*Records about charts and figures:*

— Begin —

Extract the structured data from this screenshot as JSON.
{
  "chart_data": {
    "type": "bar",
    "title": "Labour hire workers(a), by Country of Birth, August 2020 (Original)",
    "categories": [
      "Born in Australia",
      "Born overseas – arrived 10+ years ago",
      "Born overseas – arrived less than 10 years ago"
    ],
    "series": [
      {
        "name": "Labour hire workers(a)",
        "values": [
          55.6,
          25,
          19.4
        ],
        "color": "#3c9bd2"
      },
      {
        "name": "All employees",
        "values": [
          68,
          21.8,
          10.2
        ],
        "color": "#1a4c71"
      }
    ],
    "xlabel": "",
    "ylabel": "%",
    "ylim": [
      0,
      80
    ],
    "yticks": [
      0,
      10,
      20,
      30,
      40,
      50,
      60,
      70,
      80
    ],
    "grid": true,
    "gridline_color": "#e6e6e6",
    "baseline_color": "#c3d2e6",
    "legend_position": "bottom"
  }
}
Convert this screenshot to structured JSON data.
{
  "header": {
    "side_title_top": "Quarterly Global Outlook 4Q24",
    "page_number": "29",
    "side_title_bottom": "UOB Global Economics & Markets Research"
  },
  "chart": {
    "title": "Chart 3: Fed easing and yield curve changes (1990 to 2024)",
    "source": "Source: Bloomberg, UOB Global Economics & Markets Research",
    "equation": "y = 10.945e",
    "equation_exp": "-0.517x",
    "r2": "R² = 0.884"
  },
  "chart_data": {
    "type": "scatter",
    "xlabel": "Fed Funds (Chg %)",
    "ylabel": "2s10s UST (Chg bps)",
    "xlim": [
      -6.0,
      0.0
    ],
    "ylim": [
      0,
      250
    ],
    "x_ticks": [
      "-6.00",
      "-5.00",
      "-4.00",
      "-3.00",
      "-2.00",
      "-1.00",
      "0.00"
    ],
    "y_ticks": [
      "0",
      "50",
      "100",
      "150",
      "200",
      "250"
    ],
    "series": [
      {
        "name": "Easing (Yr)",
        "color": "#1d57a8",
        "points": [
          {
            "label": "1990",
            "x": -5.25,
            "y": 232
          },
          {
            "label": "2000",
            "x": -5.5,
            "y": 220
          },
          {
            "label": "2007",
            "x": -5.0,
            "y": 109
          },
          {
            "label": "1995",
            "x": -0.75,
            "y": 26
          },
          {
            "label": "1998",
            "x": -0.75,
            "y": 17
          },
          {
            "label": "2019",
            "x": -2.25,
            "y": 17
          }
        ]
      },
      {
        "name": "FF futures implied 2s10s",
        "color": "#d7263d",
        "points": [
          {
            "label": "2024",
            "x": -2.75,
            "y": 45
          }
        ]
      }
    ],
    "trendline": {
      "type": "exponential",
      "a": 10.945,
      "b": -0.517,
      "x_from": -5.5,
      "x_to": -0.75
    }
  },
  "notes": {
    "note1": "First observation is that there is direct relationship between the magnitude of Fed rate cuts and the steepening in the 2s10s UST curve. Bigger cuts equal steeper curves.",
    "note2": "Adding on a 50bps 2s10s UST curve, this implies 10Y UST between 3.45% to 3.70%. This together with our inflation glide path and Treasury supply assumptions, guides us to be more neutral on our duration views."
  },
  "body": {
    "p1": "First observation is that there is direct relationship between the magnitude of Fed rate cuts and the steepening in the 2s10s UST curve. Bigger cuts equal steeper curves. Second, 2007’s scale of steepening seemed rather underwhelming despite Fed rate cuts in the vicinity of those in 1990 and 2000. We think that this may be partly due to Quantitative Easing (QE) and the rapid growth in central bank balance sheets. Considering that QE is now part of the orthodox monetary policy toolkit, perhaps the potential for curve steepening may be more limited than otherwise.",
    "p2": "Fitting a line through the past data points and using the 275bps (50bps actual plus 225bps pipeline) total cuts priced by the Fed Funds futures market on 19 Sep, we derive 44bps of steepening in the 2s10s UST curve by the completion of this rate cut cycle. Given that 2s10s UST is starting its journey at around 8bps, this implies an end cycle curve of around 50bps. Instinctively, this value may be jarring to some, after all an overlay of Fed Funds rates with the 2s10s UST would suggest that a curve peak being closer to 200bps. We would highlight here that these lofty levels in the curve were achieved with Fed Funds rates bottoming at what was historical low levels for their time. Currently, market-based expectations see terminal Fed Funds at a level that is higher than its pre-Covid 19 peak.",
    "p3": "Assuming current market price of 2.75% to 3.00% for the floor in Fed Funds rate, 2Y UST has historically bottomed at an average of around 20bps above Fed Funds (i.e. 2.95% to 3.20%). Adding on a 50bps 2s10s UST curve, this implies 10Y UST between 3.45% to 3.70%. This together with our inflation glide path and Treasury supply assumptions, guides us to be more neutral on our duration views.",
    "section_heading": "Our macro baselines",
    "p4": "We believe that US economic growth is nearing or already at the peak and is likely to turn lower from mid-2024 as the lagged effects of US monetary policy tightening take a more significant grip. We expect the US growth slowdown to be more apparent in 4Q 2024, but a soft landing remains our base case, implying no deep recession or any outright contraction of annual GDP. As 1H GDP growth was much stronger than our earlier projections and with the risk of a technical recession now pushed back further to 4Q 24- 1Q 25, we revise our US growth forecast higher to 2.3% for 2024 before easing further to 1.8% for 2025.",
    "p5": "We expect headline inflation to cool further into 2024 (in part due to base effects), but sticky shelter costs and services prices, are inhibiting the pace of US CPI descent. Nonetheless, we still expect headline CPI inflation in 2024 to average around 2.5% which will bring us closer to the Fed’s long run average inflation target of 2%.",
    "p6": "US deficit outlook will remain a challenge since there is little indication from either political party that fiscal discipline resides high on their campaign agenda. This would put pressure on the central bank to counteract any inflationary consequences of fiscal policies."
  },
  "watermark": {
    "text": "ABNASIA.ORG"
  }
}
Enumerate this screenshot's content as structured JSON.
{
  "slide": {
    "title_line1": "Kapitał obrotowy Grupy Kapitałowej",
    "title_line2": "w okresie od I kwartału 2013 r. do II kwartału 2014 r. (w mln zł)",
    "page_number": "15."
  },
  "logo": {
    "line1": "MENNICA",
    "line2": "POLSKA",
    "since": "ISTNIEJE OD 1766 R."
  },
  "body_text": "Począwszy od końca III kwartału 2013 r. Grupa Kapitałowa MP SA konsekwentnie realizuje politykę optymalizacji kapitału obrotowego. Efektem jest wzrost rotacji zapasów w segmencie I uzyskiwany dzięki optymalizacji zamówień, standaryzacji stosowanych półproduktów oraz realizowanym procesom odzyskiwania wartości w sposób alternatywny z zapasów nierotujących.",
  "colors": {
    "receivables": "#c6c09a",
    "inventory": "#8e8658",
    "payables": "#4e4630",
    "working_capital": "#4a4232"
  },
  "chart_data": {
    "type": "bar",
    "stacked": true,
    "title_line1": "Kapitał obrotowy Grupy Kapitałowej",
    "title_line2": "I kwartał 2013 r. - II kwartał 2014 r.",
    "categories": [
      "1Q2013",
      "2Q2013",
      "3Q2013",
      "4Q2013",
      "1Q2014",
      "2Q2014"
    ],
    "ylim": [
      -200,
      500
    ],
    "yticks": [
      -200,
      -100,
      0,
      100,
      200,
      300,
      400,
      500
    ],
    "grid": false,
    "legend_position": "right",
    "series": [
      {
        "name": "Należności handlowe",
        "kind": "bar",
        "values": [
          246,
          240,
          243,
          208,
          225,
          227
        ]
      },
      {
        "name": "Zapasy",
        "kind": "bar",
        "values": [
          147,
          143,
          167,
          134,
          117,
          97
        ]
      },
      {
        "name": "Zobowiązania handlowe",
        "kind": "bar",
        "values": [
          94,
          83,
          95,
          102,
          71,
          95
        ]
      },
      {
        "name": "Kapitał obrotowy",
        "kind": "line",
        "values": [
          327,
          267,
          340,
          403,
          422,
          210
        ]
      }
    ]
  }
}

— End —

*PROBLEM DESCRIPTION:*
All entries shown above should be printed again exactly.

*SOLUTION:*
Extract the structured data from this screenshot as JSON.
{
  "chart_data": {
    "type": "bar",
    "title": "Labour hire workers(a), by Country of Birth, August 2020 (Original)",
    "categories": [
      "Born in Australia",
      "Born overseas – arrived 10+ years ago",
      "Born overseas – arrived less than 10 years ago"
    ],
    "series": [
      {
        "name": "Labour hire workers(a)",
        "values": [
          55.6,
          25,
          19.4
        ],
        "color": "#3c9bd2"
      },
      {
        "name": "All employees",
        "values": [
          68,
          21.8,
          10.2
        ],
        "color": "#1a4c71"
      }
    ],
    "xlabel": "",
    "ylabel": "%",
    "ylim": [
      0,
      80
    ],
    "yticks": [
      0,
      10,
      20,
      30,
      40,
      50,
      60,
      70,
      80
    ],
    "grid": true,
    "gridline_color": "#e6e6e6",
    "baseline_color": "#c3d2e6",
    "legend_position": "bottom"
  }
}
Convert this screenshot to structured JSON data.
{
  "header": {
    "side_title_top": "Quarterly Global Outlook 4Q24",
    "page_number": "29",
    "side_title_bottom": "UOB Global Economics & Markets Research"
  },
  "chart": {
    "title": "Chart 3: Fed easing and yield curve changes (1990 to 2024)",
    "source": "Source: Bloomberg, UOB Global Economics & Markets Research",
    "equation": "y = 10.945e",
    "equation_exp": "-0.517x",
    "r2": "R² = 0.884"
  },
  "chart_data": {
    "type": "scatter",
    "xlabel": "Fed Funds (Chg %)",
    "ylabel": "2s10s UST (Chg bps)",
    "xlim": [
      -6.0,
      0.0
    ],
    "ylim": [
      0,
      250
    ],
    "x_ticks": [
      "-6.00",
      "-5.00",
      "-4.00",
      "-3.00",
      "-2.00",
      "-1.00",
      "0.00"
    ],
    "y_ticks": [
      "0",
      "50",
      "100",
      "150",
      "200",
      "250"
    ],
    "series": [
      {
        "name": "Easing (Yr)",
        "color": "#1d57a8",
        "points": [
          {
            "label": "1990",
            "x": -5.25,
            "y": 232
          },
          {
            "label": "2000",
            "x": -5.5,
            "y": 220
          },
          {
            "label": "2007",
            "x": -5.0,
            "y": 109
          },
          {
            "label": "1995",
            "x": -0.75,
            "y": 26
          },
          {
            "label": "1998",
            "x": -0.75,
            "y": 17
          },
          {
            "label": "2019",
            "x": -2.25,
            "y": 17
          }
        ]
      },
      {
        "name": "FF futures implied 2s10s",
        "color": "#d7263d",
        "points": [
          {
            "label": "2024",
            "x": -2.75,
            "y": 45
          }
        ]
      }
    ],
    "trendline": {
      "type": "exponential",
      "a": 10.945,
      "b": -0.517,
      "x_from": -5.5,
      "x_to": -0.75
    }
  },
  "notes": {
    "note1": "First observation is that there is direct relationship between the magnitude of Fed rate cuts and the steepening in the 2s10s UST curve. Bigger cuts equal steeper curves.",
    "note2": "Adding on a 50bps 2s10s UST curve, this implies 10Y UST between 3.45% to 3.70%. This together with our inflation glide path and Treasury supply assumptions, guides us to be more neutral on our duration views."
  },
  "body": {
    "p1": "First observation is that there is direct relationship between the magnitude of Fed rate cuts and the steepening in the 2s10s UST curve. Bigger cuts equal steeper curves. Second, 2007’s scale of steepening seemed rather underwhelming despite Fed rate cuts in the vicinity of those in 1990 and 2000. We think that this may be partly due to Quantitative Easing (QE) and the rapid growth in central bank balance sheets. Considering that QE is now part of the orthodox monetary policy toolkit, perhaps the potential for curve steepening may be more limited than otherwise.",
    "p2": "Fitting a line through the past data points and using the 275bps (50bps actual plus 225bps pipeline) total cuts priced by the Fed Funds futures market on 19 Sep, we derive 44bps of steepening in the 2s10s UST curve by the completion of this rate cut cycle. Given that 2s10s UST is starting its journey at around 8bps, this implies an end cycle curve of around 50bps. Instinctively, this value may be jarring to some, after all an overlay of Fed Funds rates with the 2s10s UST would suggest that a curve peak being closer to 200bps. We would highlight here that these lofty levels in the curve were achieved with Fed Funds rates bottoming at what was historical low levels for their time. Currently, market-based expectations see terminal Fed Funds at a level that is higher than its pre-Covid 19 peak.",
    "p3": "Assuming current market price of 2.75% to 3.00% for the floor in Fed Funds rate, 2Y UST has historically bottomed at an average of around 20bps above Fed Funds (i.e. 2.95% to 3.20%). Adding on a 50bps 2s10s UST curve, this implies 10Y UST between 3.45% to 3.70%. This together with our inflation glide path and Treasury supply assumptions, guides us to be more neutral on our duration views.",
    "section_heading": "Our macro baselines",
    "p4": "We believe that US economic growth is nearing or already at the peak and is likely to turn lower from mid-2024 as the lagged effects of US monetary policy tightening take a more significant grip. We expect the US growth slowdown to be more apparent in 4Q 2024, but a soft landing remains our base case, implying no deep recession or any outright contraction of annual GDP. As 1H GDP growth was much stronger than our earlier projections and with the risk of a technical recession now pushed back further to 4Q 24- 1Q 25, we revise our US growth forecast higher to 2.3% for 2024 before easing further to 1.8% for 2025.",
    "p5": "We expect headline inflation to cool further into 2024 (in part due to base effects), but sticky shelter costs and services prices, are inhibiting the pace of US CPI descent. Nonetheless, we still expect headline CPI inflation in 2024 to average around 2.5% which will bring us closer to the Fed’s long run average inflation target of 2%.",
    "p6": "US deficit outlook will remain a challenge since there is little indication from either political party that fiscal discipline resides high on their campaign agenda. This would put pressure on the central bank to counteract any inflationary consequences of fiscal policies."
  },
  "watermark": {
    "text": "ABNASIA.ORG"
  }
}
Enumerate this screenshot's content as structured JSON.
{
  "slide": {
    "title_line1": "Kapitał obrotowy Grupy Kapitałowej",
    "title_line2": "w okresie od I kwartału 2013 r. do II kwartału 2014 r. (w mln zł)",
    "page_number": "15."
  },
  "logo": {
    "line1": "MENNICA",
    "line2": "POLSKA",
    "since": "ISTNIEJE OD 1766 R."
  },
  "body_text": "Począwszy od końca III kwartału 2013 r. Grupa Kapitałowa MP SA konsekwentnie realizuje politykę optymalizacji kapitału obrotowego. Efektem jest wzrost rotacji zapasów w segmencie I uzyskiwany dzięki optymalizacji zamówień, standaryzacji stosowanych półproduktów oraz realizowanym procesom odzyskiwania wartości w sposób alternatywny z zapasów nierotujących.",
  "colors": {
    "receivables": "#c6c09a",
    "inventory": "#8e8658",
    "payables": "#4e4630",
    "working_capital": "#4a4232"
  },
  "chart_data": {
    "type": "bar",
    "stacked": true,
    "title_line1": "Kapitał obrotowy Grupy Kapitałowej",
    "title_line2": "I kwartał 2013 r. - II kwartał 2014 r.",
    "categories": [
      "1Q2013",
      "2Q2013",
      "3Q2013",
      "4Q2013",
      "1Q2014",
      "2Q2014"
    ],
    "ylim": [
      -200,
      500
    ],
    "yticks": [
      -200,
      -100,
      0,
      100,
      200,
      300,
      400,
      500
    ],
    "grid": false,
    "legend_position": "right",
    "series": [
      {
        "name": "Należności handlowe",
        "kind": "bar",
        "values": [
          246,
          240,
          243,
          208,
          225,
          227
        ]
      },
      {
        "name": "Zapasy",
        "kind": "bar",
        "values": [
          147,
          143,
          167,
          134,
          117,
          97
        ]
      },
      {
        "name": "Zobowiązania handlowe",
        "kind": "bar",
        "values": [
          94,
          83,
          95,
          102,
          71,
          95
        ]
      },
      {
        "name": "Kapitał obrotowy",
        "kind": "line",
        "values": [
          327,
          267,
          340,
          403,
          422,
          210
        ]
      }
    ]
  }
}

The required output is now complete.